- Exercise task: Go through the entries below and copy each line containing the word "text".

- Records to use:
··········

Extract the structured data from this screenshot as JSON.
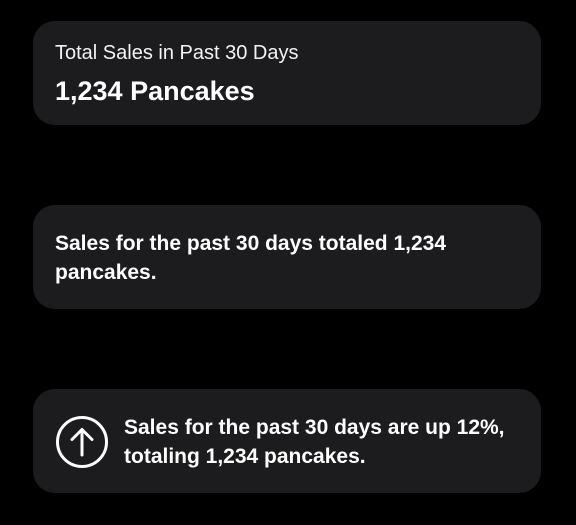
{
  "colors": {
    "background": "#000000",
    "card": "#1c1c1e",
    "text": "#ffffff"
  },
  "stat_card": {
    "label": "Total Sales in Past 30 Days",
    "value": "1,234 Pancakes"
  },
  "summary_card": {
    "text": "Sales for the past 30 days totaled 1,234 pancakes."
  },
  "trend_card": {
    "icon": "arrow-up-circle-icon",
    "text": "Sales for the past 30 days are up 12%, totaling 1,234 pancakes."
  }
}
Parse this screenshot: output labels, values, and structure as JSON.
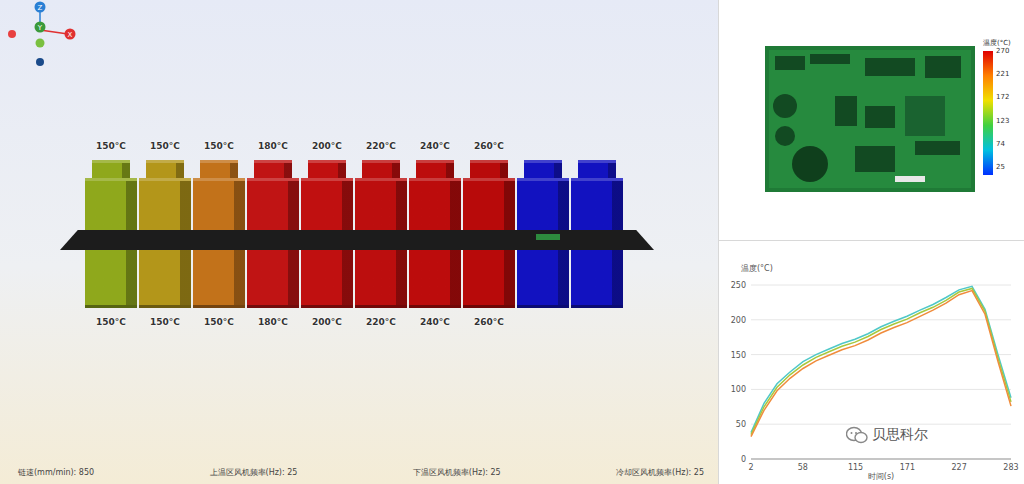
{
  "axis_gizmo": {
    "axes": [
      {
        "label": "Z",
        "color": "#2a7fd4"
      },
      {
        "label": "Y",
        "color": "#3a9a3a"
      },
      {
        "label": "X",
        "color": "#e03030"
      }
    ]
  },
  "oven": {
    "heating_zones": [
      {
        "top_label": "150°C",
        "bottom_label": "150°C",
        "color": "#8fa81c"
      },
      {
        "top_label": "150°C",
        "bottom_label": "150°C",
        "color": "#b3961a"
      },
      {
        "top_label": "150°C",
        "bottom_label": "150°C",
        "color": "#c2721a"
      },
      {
        "top_label": "180°C",
        "bottom_label": "180°C",
        "color": "#c01414"
      },
      {
        "top_label": "200°C",
        "bottom_label": "200°C",
        "color": "#c01010"
      },
      {
        "top_label": "220°C",
        "bottom_label": "220°C",
        "color": "#bc0e0e"
      },
      {
        "top_label": "240°C",
        "bottom_label": "240°C",
        "color": "#bc0c0c"
      },
      {
        "top_label": "260°C",
        "bottom_label": "260°C",
        "color": "#b80a0a"
      }
    ],
    "cooling_zones": [
      {
        "color": "#1212c0"
      },
      {
        "color": "#1212c0"
      }
    ]
  },
  "status_bar": [
    "链速(mm/min): 850",
    "上温区风机频率(Hz): 25",
    "下温区风机频率(Hz): 25",
    "冷却区风机频率(Hz): 25"
  ],
  "color_scale": {
    "title": "温度(°C)",
    "ticks": [
      "270",
      "221",
      "172",
      "123",
      "74",
      "25"
    ]
  },
  "chart": {
    "y_label": "温度(°C)",
    "x_label": "时间(s)",
    "y_ticks": [
      "0",
      "50",
      "100",
      "150",
      "200",
      "250"
    ],
    "x_ticks": [
      "2",
      "58",
      "115",
      "171",
      "227",
      "283"
    ],
    "series": [
      {
        "color": "#4fc8c8",
        "values": [
          38,
          80,
          108,
          125,
          140,
          150,
          158,
          166,
          172,
          180,
          190,
          198,
          205,
          214,
          222,
          232,
          243,
          248,
          215,
          150,
          88
        ]
      },
      {
        "color": "#a8c83c",
        "values": [
          35,
          75,
          103,
          121,
          135,
          146,
          154,
          162,
          168,
          176,
          186,
          194,
          201,
          210,
          218,
          228,
          240,
          245,
          212,
          145,
          82
        ]
      },
      {
        "color": "#f08c3c",
        "values": [
          32,
          70,
          98,
          116,
          130,
          141,
          149,
          157,
          163,
          171,
          181,
          189,
          196,
          205,
          214,
          224,
          236,
          242,
          208,
          140,
          76
        ]
      }
    ]
  },
  "watermark": "贝思科尔"
}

··········

- Expected answer:
    "text": "#ffffff"
    "text": "Sales for the past 30 days totaled 1,234 pancakes."
    "text": "Sales for the past 30 days are up 12%, totaling 1,234 pancakes."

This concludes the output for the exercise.